======== MATERIAL ========
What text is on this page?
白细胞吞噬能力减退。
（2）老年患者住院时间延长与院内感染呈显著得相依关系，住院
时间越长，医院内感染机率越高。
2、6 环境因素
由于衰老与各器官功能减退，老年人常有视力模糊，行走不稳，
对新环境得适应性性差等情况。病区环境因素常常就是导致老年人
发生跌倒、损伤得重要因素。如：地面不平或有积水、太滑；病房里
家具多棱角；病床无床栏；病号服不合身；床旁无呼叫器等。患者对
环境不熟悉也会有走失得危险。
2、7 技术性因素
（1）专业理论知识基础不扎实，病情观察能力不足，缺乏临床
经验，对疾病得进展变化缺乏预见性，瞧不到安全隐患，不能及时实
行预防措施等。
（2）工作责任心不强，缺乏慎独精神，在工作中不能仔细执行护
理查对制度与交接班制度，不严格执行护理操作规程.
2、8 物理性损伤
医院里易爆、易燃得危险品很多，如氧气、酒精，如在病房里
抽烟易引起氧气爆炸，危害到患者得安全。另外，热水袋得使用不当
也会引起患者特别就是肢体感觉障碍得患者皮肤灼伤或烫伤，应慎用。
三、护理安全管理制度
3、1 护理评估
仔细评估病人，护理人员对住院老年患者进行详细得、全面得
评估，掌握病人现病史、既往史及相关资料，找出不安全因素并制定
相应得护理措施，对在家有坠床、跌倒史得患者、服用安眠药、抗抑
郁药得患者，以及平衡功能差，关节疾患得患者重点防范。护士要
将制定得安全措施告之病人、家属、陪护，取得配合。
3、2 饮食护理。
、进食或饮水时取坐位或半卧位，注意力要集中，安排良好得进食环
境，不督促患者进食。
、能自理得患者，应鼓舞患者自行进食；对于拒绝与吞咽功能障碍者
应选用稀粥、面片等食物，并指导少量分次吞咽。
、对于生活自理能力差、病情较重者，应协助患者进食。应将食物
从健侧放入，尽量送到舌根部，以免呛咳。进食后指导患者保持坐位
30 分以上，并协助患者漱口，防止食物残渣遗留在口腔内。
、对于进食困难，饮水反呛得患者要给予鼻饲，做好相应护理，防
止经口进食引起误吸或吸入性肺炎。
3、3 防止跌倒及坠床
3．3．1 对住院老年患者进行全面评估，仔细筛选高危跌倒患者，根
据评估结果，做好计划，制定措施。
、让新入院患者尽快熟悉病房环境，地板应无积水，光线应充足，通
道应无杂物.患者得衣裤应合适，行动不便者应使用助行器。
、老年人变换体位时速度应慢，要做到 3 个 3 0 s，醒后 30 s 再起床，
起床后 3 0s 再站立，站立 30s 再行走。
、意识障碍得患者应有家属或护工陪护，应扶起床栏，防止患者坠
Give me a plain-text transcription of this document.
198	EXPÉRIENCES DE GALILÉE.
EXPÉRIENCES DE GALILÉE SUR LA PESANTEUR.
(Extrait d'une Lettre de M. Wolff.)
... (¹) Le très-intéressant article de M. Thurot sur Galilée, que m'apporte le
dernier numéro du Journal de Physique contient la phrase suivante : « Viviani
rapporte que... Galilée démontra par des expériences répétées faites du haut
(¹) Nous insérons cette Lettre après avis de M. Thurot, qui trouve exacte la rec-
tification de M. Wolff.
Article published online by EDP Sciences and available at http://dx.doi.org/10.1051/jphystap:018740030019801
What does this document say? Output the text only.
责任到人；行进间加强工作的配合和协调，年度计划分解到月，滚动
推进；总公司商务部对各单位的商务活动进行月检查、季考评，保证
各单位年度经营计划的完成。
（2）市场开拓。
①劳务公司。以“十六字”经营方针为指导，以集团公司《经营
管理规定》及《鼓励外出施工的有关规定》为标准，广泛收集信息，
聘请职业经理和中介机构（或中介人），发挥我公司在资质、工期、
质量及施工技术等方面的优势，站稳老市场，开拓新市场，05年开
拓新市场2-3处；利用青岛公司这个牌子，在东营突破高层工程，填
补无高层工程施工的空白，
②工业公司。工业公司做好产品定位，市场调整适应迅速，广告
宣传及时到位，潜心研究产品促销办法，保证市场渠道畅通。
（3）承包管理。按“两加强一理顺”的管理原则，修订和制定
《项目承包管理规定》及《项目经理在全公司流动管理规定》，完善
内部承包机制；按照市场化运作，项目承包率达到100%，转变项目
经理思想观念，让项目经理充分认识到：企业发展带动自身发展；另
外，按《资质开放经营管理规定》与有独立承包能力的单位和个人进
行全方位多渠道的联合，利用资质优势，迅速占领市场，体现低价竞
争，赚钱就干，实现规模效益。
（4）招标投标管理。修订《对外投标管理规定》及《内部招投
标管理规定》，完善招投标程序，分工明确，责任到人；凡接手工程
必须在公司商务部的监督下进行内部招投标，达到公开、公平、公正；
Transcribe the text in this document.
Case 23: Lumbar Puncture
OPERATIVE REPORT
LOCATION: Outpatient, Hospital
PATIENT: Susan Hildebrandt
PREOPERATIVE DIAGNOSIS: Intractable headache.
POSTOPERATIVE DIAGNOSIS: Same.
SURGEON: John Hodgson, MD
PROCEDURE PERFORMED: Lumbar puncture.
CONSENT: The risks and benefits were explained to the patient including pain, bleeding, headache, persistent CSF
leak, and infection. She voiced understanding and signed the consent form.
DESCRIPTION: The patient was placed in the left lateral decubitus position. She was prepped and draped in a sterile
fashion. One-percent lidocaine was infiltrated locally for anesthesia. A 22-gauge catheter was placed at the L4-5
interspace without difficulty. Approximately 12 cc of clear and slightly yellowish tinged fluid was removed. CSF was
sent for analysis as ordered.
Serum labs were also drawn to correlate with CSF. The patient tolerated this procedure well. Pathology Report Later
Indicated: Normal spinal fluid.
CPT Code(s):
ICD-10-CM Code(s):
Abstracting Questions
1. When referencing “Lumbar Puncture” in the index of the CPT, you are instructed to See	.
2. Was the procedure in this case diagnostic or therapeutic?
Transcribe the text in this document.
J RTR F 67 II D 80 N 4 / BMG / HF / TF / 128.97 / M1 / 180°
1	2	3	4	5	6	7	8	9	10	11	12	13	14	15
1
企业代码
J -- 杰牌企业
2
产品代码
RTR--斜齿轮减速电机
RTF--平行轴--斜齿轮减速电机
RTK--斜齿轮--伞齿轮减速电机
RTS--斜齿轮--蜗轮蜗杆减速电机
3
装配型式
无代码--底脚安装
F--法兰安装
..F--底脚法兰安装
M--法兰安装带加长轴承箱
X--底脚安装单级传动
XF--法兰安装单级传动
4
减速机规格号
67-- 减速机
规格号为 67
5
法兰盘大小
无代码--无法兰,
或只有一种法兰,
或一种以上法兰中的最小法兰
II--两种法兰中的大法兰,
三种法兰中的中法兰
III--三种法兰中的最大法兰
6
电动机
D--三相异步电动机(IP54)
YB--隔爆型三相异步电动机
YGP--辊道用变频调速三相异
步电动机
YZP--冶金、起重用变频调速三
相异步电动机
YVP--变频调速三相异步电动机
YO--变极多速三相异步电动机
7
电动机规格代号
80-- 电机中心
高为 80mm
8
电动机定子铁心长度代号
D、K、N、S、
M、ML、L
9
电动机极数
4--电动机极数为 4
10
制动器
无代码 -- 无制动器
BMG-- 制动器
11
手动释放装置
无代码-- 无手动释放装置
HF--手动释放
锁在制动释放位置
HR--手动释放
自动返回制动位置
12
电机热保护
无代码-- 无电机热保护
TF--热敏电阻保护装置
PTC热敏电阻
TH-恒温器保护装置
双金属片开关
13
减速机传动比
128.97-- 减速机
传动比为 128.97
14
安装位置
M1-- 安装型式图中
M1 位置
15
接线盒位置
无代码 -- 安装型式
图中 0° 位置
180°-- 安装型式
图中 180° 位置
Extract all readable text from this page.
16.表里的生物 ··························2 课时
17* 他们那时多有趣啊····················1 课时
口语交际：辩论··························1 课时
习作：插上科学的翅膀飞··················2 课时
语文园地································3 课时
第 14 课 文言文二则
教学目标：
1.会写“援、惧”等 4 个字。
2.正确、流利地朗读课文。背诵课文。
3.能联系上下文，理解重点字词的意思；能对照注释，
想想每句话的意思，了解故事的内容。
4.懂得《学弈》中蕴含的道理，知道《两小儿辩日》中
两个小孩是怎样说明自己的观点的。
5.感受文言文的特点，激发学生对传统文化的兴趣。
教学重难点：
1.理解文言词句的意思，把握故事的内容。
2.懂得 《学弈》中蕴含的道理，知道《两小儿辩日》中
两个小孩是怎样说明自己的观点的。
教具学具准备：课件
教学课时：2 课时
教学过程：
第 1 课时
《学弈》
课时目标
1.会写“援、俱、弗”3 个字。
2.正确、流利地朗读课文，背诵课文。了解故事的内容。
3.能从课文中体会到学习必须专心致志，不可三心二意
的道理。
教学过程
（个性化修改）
========
» EXERCISE: List each line of the entries that holds the string "were".

» TASK SOLUTION:
CONSENT: The risks and benefits were explained to the patient including pain, bleeding, headache, persistent CSF
Serum labs were also drawn to correlate with CSF. The patient tolerated this procedure well. Pathology Report Later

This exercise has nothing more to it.